Print every entry below line for line and without changes, but leave the pictures out.

--- RECORDS FOR THE EXERCISE ---

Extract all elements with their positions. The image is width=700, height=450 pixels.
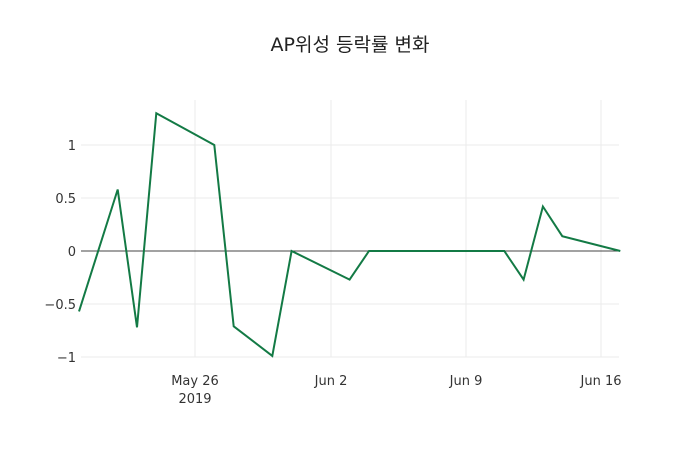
data-series [78,111,621,358]
x-tick: Jun 16 [580,374,622,389]
y-tick: 1 [68,139,76,154]
chart-title: AP위성 등락률 변화 [270,34,430,56]
y-tick: −1 [57,351,76,366]
x-axis: May 26 2019 Jun 2 Jun 9 Jun 16 [171,374,621,407]
y-axis: 1 0.5 0 −0.5 −1 [44,139,76,366]
x-tick-year: 2019 [178,392,211,407]
x-tick: Jun 9 [449,374,483,389]
y-tick: 0.5 [55,192,76,207]
y-tick: 0 [68,245,76,260]
series-line [78,111,621,358]
gridlines [81,100,619,358]
x-tick: Jun 2 [314,374,348,389]
y-tick: −0.5 [44,298,76,313]
x-tick: May 26 [171,374,219,389]
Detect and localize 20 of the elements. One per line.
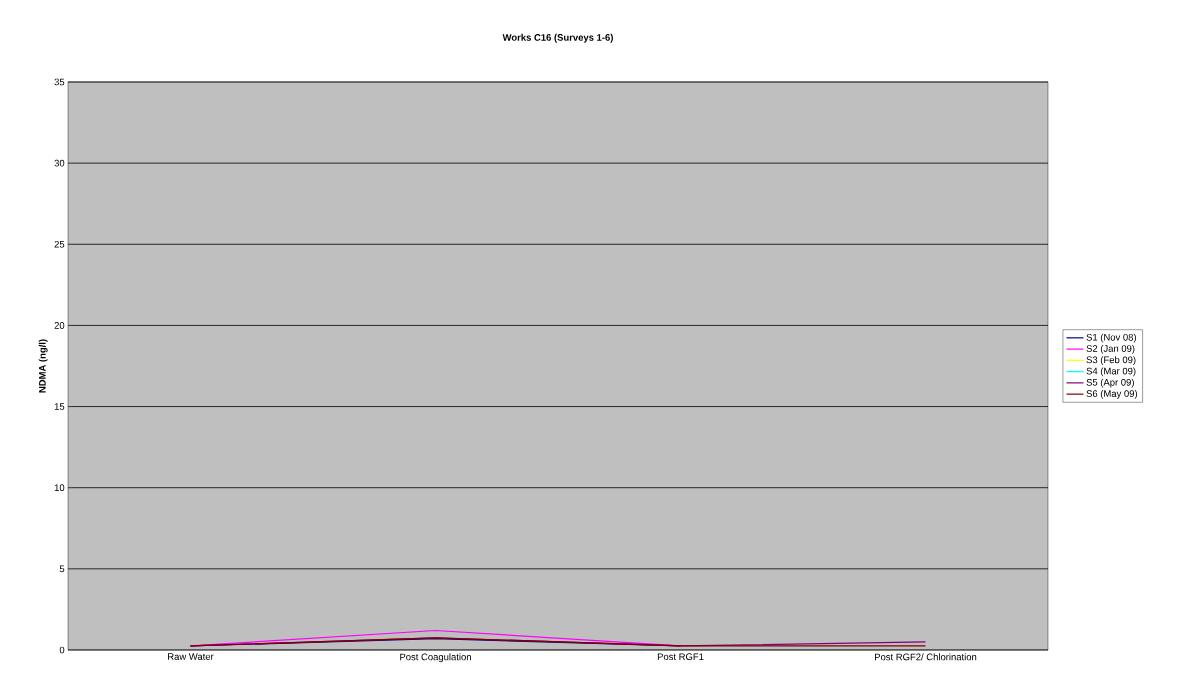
x-tick-label: Post Coagulation xyxy=(400,653,471,663)
y-tick-label: 5 xyxy=(59,565,65,573)
legend-label: S6 (May 09) xyxy=(1086,390,1138,399)
y-tick-label: 20 xyxy=(54,322,65,329)
legend-label: S2 (Jan 09) xyxy=(1086,344,1135,354)
y-tick-label: 0 xyxy=(59,646,65,654)
y-tick-label: 15 xyxy=(54,403,65,410)
y-axis-title: NDMA (ng/l) xyxy=(38,339,48,393)
legend-label: S5 (Apr 09) xyxy=(1086,378,1134,388)
legend-label: S4 (Mar 09) xyxy=(1086,367,1136,377)
legend-label: S3 (Feb 09) xyxy=(1086,356,1136,366)
y-tick-label: 10 xyxy=(54,484,65,492)
x-tick-label: Post RGF2/ Chlorination xyxy=(875,653,977,661)
x-tick-label: Raw Water xyxy=(168,653,214,660)
y-tick-label: 25 xyxy=(54,240,65,248)
y-tick-label: 30 xyxy=(54,159,65,167)
y-tick-label: 35 xyxy=(54,78,65,86)
legend-label: S1 (Nov 08) xyxy=(1086,333,1136,343)
chart-title: Works C16 (Surveys 1-6) xyxy=(502,33,613,43)
x-tick-label: Post RGF1 xyxy=(657,653,704,661)
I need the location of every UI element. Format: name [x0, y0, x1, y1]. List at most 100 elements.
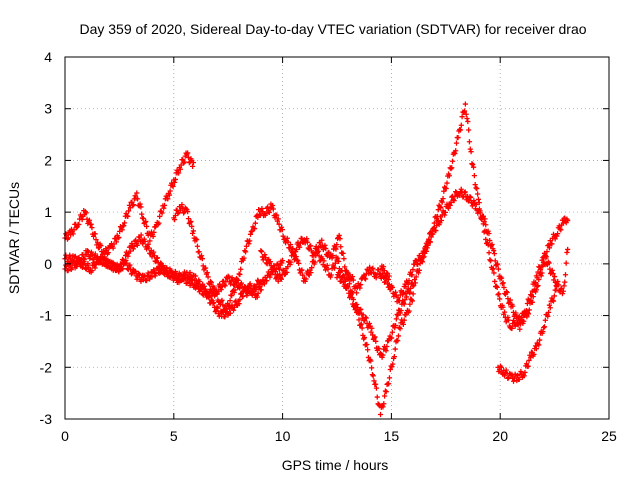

---

> **COMPLETED EXERCISE**:
Extract all elements with their positions. The image is width=700, height=450 pixels.
data-series [78,111,621,358]
x-tick: Jun 16 [580,374,622,389]
y-tick: 1 [68,139,76,154]
chart-title: AP위성 등락률 변화 [270,34,430,56]
y-tick: −1 [57,351,76,366]
x-axis: May 26 2019 Jun 2 Jun 9 Jun 16 [171,374,621,407]
y-axis: 1 0.5 0 −0.5 −1 [44,139,76,366]
x-tick-year: 2019 [178,392,211,407]
x-tick: Jun 9 [449,374,483,389]
y-tick: 0.5 [55,192,76,207]
y-tick: 0 [68,245,76,260]
series-line [78,111,621,358]
gridlines [81,100,619,358]
x-tick: Jun 2 [314,374,348,389]
y-tick: −0.5 [44,298,76,313]
x-tick: May 26 [171,374,219,389]
Detect and localize 20 of the elements. One per line.
x-tick-label: Post Coagulation xyxy=(400,653,471,663)
y-tick-label: 5 xyxy=(59,565,65,573)
legend-label: S6 (May 09) xyxy=(1086,390,1138,399)
y-tick-label: 20 xyxy=(54,322,65,329)
legend-label: S2 (Jan 09) xyxy=(1086,344,1135,354)
y-tick-label: 0 xyxy=(59,646,65,654)
y-tick-label: 15 xyxy=(54,403,65,410)
y-axis-title: NDMA (ng/l) xyxy=(38,339,48,393)
legend-label: S5 (Apr 09) xyxy=(1086,378,1134,388)
legend-label: S4 (Mar 09) xyxy=(1086,367,1136,377)
legend-label: S3 (Feb 09) xyxy=(1086,356,1136,366)
y-tick-label: 10 xyxy=(54,484,65,492)
x-tick-label: Post RGF2/ Chlorination xyxy=(875,653,977,661)
x-tick-label: Raw Water xyxy=(168,653,214,660)
y-tick-label: 25 xyxy=(54,240,65,248)
y-tick-label: 30 xyxy=(54,159,65,167)
y-tick-label: 35 xyxy=(54,78,65,86)
legend-label: S1 (Nov 08) xyxy=(1086,333,1136,343)
chart-title: Works C16 (Surveys 1-6) xyxy=(502,33,613,43)
x-tick-label: Post RGF1 xyxy=(657,653,704,661)
I need the location of every UI element. Format: name [x0, y0, x1, y1]. List at most 100 elements.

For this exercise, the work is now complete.